→ TASK REQUIREMENTS: Copy out every line of all the entries below word for word, leaving out the pictures.

→ Element box entries:
** begin **

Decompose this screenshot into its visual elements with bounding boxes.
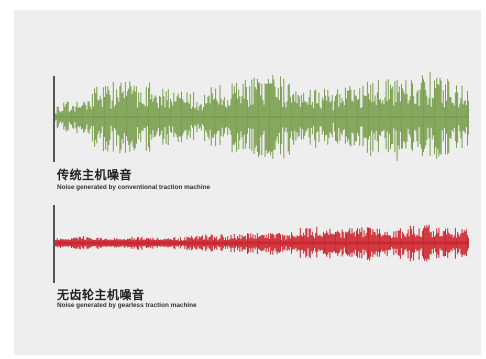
- title-cn-conventional: 传统主机噪音: [57, 168, 133, 182]
- title-en-conventional: Noise generated by conventional traction…: [57, 184, 211, 191]
- title-cn-gearless: 无齿轮主机噪音: [57, 288, 145, 302]
- waveform-conventional: [55, 72, 469, 161]
- axis-line-conventional: [53, 76, 55, 162]
- waveform-gearless: [55, 224, 469, 262]
- title-en-gearless: Noise generated by gearless traction mac…: [57, 302, 197, 309]
- background-panel: [14, 10, 481, 355]
- axis-line-gearless: [53, 205, 55, 283]
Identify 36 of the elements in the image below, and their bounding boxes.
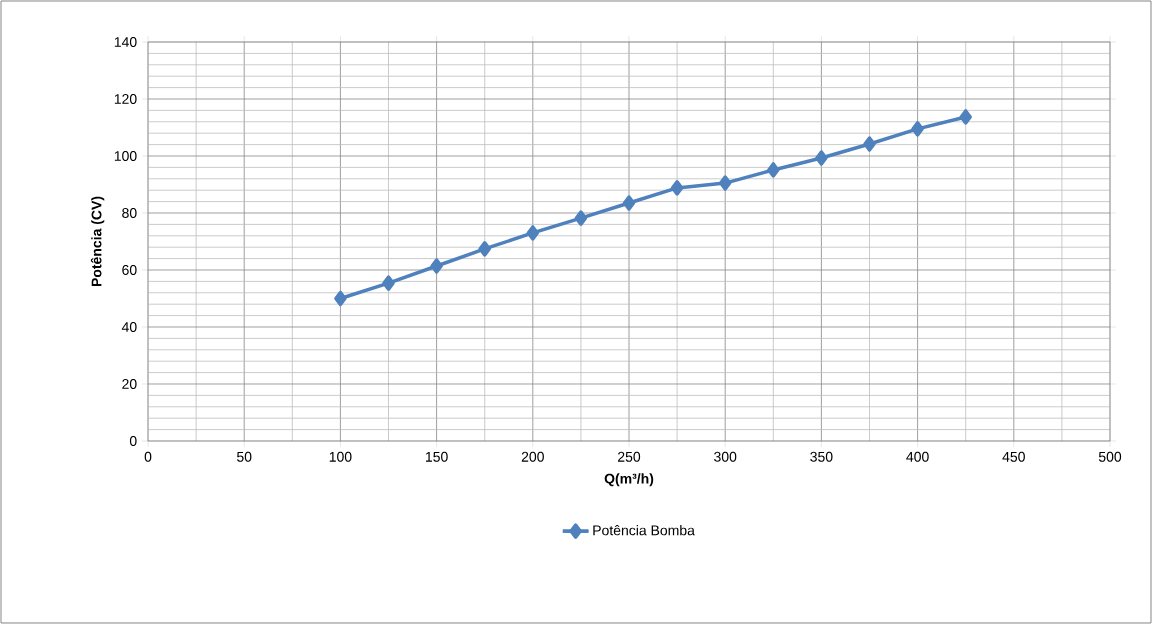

** end **

→ WORKED SOLUTION:
Decompose this screenshot into its visual elements with bounding boxes.
- title-cn-conventional: 传统主机噪音: [57, 168, 133, 182]
- title-en-conventional: Noise generated by conventional traction…: [57, 184, 211, 191]
- title-cn-gearless: 无齿轮主机噪音: [57, 288, 145, 302]
- waveform-conventional: [55, 72, 469, 161]
- axis-line-conventional: [53, 76, 55, 162]
- waveform-gearless: [55, 224, 469, 262]
- title-en-gearless: Noise generated by gearless traction mac…: [57, 302, 197, 309]
- background-panel: [14, 10, 481, 355]
- axis-line-gearless: [53, 205, 55, 283]
Identify 36 of the elements in the image below, and their bounding boxes.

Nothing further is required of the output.